- Challenge -
From the entries below, please gather each line containing the string "JSON".

==== Supplied material

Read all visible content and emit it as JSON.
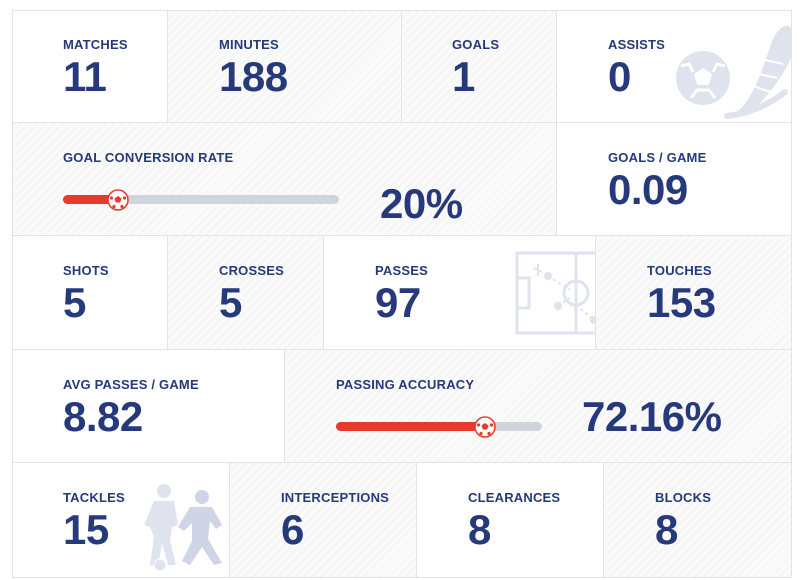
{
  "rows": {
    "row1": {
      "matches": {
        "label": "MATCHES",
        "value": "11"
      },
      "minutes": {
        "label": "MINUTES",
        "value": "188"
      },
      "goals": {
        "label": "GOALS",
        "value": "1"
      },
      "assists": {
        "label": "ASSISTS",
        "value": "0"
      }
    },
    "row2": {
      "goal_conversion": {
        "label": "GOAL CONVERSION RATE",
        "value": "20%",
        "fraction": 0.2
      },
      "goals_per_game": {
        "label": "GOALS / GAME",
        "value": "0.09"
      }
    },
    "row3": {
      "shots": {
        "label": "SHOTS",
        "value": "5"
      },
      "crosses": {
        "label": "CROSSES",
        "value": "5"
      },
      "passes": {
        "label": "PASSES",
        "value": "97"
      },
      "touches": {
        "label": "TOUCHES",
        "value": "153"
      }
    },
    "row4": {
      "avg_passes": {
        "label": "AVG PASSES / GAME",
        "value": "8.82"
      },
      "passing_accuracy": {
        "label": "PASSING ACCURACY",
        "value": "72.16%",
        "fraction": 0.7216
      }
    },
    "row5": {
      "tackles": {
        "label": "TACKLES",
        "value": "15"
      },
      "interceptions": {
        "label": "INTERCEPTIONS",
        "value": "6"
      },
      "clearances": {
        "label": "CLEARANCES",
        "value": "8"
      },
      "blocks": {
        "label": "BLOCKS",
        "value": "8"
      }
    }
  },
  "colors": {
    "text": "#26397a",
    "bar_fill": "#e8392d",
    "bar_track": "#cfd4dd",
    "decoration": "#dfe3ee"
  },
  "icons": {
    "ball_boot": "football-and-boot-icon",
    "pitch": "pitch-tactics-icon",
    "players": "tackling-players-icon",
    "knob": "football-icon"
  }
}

========
==== Supplied material

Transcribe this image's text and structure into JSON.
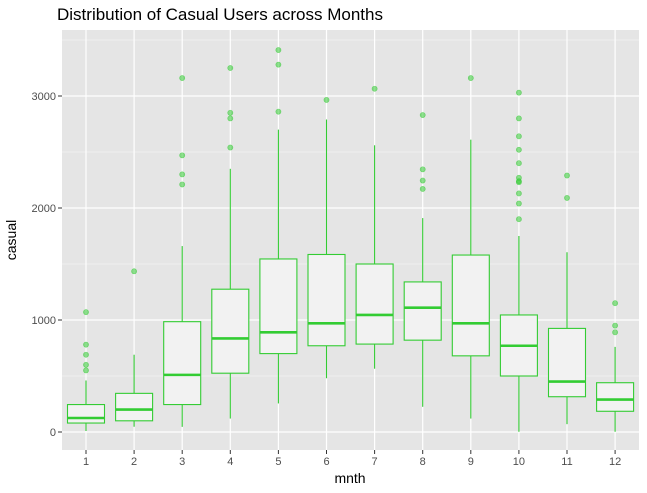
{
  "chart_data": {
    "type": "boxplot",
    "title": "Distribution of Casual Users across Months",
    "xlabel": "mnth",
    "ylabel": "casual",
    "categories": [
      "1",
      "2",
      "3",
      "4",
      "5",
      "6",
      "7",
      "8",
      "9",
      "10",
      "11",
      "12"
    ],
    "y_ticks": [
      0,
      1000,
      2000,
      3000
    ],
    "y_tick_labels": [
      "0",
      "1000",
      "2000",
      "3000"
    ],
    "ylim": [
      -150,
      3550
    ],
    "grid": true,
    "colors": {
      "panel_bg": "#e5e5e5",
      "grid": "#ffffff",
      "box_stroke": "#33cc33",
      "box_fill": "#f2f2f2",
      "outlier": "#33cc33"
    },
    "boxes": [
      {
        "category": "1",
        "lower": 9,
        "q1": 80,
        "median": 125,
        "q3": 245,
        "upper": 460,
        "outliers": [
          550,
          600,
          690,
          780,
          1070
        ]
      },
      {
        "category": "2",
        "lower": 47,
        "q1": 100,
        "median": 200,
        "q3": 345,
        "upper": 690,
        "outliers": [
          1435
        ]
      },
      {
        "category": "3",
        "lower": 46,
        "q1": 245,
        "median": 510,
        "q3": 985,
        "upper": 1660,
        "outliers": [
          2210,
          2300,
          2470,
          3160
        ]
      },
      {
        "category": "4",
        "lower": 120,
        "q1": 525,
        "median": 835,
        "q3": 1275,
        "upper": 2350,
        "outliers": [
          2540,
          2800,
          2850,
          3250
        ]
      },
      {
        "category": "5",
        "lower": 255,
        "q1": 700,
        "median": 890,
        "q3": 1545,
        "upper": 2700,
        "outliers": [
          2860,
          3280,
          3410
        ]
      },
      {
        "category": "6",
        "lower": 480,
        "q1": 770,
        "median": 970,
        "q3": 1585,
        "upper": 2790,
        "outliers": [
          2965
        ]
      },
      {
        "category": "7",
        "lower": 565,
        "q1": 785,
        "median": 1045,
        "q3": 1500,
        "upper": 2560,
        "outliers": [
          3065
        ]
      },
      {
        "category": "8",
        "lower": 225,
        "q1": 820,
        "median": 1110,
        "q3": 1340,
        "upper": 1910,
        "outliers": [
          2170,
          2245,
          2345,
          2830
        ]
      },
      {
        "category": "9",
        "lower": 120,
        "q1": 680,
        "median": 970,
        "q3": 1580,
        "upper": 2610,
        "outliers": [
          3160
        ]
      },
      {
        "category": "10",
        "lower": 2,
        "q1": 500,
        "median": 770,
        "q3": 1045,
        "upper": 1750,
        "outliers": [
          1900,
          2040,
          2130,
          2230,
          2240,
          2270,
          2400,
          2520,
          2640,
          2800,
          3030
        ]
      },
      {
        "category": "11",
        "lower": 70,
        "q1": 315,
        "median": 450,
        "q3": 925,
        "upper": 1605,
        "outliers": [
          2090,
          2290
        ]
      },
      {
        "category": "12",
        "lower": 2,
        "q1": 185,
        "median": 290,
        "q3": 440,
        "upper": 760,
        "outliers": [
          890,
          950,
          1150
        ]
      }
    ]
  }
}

========

- Completed exercise -
Read all visible content and emit it as JSON.
Transcribe this image's text and structure into JSON.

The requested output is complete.